- **Work instructions**
Read through the records below and copy each line that uses the word "Collector".

## START

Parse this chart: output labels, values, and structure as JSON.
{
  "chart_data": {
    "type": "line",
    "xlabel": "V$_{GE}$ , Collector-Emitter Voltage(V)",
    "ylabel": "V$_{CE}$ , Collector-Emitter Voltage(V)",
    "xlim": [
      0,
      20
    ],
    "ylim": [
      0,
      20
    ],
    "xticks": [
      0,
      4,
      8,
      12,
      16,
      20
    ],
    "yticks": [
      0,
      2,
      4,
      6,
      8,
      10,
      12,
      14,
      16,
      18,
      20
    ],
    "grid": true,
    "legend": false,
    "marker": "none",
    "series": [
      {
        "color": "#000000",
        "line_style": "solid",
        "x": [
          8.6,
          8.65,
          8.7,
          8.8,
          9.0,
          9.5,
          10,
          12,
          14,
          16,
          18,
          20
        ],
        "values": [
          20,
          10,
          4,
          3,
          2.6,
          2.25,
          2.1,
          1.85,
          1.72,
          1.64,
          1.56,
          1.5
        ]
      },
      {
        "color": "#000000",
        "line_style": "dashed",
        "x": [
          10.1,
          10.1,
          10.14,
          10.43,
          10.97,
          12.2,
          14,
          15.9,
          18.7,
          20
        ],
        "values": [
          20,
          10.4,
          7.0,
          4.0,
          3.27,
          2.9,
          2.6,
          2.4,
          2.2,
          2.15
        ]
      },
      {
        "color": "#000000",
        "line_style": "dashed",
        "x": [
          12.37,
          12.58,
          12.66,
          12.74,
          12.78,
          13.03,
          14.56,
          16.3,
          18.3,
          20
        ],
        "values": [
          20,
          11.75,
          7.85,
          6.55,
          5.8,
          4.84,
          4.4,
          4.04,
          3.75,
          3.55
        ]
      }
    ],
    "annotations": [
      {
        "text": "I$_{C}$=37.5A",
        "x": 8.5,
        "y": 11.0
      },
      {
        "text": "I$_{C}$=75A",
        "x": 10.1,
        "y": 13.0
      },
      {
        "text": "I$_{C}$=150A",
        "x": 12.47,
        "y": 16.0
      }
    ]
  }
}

## END
## START

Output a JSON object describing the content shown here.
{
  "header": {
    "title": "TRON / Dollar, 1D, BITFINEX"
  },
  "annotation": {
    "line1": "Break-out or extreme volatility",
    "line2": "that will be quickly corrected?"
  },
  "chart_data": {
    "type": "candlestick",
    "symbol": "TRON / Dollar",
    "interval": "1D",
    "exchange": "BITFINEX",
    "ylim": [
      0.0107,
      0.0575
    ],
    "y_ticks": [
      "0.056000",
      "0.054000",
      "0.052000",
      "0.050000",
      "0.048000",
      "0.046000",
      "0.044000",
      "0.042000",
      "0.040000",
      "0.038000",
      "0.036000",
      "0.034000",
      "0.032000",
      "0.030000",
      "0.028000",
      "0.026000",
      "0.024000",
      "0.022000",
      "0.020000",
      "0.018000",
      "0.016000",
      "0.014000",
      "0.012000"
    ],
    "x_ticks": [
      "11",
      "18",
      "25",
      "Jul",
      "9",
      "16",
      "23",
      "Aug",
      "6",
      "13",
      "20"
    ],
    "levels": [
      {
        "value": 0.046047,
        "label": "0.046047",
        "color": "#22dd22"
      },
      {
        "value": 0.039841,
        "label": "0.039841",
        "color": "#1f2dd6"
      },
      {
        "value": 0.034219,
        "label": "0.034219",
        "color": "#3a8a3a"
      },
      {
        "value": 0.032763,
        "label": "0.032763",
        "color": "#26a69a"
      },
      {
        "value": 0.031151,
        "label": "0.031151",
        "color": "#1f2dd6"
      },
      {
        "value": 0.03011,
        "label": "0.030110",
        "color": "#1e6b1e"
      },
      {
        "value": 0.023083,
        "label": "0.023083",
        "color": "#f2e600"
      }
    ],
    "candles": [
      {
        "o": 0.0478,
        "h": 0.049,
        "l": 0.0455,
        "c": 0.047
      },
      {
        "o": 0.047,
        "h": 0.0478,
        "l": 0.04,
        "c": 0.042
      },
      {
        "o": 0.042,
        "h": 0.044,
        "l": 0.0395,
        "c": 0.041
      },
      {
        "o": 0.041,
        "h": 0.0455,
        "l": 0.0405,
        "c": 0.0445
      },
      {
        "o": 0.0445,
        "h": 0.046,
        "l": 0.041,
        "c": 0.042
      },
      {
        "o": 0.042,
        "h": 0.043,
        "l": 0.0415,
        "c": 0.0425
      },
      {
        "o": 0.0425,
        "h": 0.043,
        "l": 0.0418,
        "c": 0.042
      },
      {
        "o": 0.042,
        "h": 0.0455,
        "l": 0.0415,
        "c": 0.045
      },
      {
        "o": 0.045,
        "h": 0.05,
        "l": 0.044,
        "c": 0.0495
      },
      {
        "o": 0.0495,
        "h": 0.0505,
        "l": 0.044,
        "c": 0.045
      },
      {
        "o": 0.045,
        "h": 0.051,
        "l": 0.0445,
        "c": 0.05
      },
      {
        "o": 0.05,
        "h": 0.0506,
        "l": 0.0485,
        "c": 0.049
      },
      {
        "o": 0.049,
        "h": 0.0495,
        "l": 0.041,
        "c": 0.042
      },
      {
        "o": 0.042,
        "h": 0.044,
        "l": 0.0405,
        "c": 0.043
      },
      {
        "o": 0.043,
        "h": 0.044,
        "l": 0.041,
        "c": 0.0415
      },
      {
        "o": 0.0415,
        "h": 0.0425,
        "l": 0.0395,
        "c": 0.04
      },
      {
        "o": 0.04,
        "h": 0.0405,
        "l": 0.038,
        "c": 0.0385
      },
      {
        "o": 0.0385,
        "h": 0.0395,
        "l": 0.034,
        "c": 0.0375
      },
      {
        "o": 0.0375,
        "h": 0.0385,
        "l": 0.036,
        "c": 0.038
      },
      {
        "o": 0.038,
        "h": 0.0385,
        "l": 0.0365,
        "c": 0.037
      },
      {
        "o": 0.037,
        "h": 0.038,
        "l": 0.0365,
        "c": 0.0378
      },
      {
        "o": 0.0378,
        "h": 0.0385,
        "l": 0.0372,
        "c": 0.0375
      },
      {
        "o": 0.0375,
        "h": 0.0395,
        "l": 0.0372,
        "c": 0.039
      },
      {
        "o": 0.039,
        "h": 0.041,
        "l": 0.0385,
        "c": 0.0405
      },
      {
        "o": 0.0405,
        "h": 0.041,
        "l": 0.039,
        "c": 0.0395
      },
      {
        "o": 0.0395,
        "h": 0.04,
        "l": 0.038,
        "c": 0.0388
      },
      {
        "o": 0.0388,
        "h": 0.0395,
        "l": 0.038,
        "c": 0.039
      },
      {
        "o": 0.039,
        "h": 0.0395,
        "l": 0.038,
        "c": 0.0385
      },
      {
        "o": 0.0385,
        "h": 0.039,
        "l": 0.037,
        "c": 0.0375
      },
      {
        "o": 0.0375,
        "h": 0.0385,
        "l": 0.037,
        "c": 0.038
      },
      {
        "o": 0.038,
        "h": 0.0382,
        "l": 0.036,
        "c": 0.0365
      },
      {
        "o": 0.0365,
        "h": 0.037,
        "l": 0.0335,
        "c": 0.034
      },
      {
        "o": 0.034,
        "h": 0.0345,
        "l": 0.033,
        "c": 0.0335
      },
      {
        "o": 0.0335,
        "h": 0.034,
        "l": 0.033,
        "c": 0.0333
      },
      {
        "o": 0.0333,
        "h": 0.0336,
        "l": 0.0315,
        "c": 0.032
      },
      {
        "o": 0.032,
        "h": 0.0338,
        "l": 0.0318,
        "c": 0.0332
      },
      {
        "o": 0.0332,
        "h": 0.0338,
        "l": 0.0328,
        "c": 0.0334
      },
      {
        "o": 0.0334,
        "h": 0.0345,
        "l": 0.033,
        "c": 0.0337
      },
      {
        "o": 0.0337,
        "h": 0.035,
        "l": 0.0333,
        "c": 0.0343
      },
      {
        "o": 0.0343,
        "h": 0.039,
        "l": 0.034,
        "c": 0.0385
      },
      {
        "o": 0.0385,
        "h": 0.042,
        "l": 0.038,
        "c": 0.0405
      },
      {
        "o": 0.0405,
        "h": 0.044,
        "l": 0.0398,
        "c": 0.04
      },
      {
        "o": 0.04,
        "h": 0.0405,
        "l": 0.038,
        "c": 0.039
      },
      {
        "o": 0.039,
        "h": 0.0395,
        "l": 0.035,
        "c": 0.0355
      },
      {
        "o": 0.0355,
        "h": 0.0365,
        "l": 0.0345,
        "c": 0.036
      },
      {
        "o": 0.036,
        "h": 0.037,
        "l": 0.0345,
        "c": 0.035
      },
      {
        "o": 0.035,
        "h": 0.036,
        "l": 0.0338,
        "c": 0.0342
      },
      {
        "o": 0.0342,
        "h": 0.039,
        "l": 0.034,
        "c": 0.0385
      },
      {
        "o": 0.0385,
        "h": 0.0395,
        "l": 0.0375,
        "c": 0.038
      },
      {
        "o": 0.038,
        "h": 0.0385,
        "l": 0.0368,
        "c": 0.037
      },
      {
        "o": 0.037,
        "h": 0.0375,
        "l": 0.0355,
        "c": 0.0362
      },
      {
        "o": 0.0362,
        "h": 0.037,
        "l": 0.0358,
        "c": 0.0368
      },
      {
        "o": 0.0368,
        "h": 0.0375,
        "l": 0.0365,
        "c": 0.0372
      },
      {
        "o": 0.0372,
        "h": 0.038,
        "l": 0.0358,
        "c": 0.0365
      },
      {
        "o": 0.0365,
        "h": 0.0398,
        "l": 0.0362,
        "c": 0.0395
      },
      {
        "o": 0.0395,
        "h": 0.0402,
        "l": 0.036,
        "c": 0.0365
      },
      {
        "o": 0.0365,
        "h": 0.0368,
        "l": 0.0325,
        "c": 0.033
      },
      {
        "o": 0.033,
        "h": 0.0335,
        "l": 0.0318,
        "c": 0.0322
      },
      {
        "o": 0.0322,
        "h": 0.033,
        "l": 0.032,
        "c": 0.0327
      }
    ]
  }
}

## END

- **Task output**
    "xlabel": "V$_{GE}$ , Collector-Emitter Voltage(V)",
    "ylabel": "V$_{CE}$ , Collector-Emitter Voltage(V)",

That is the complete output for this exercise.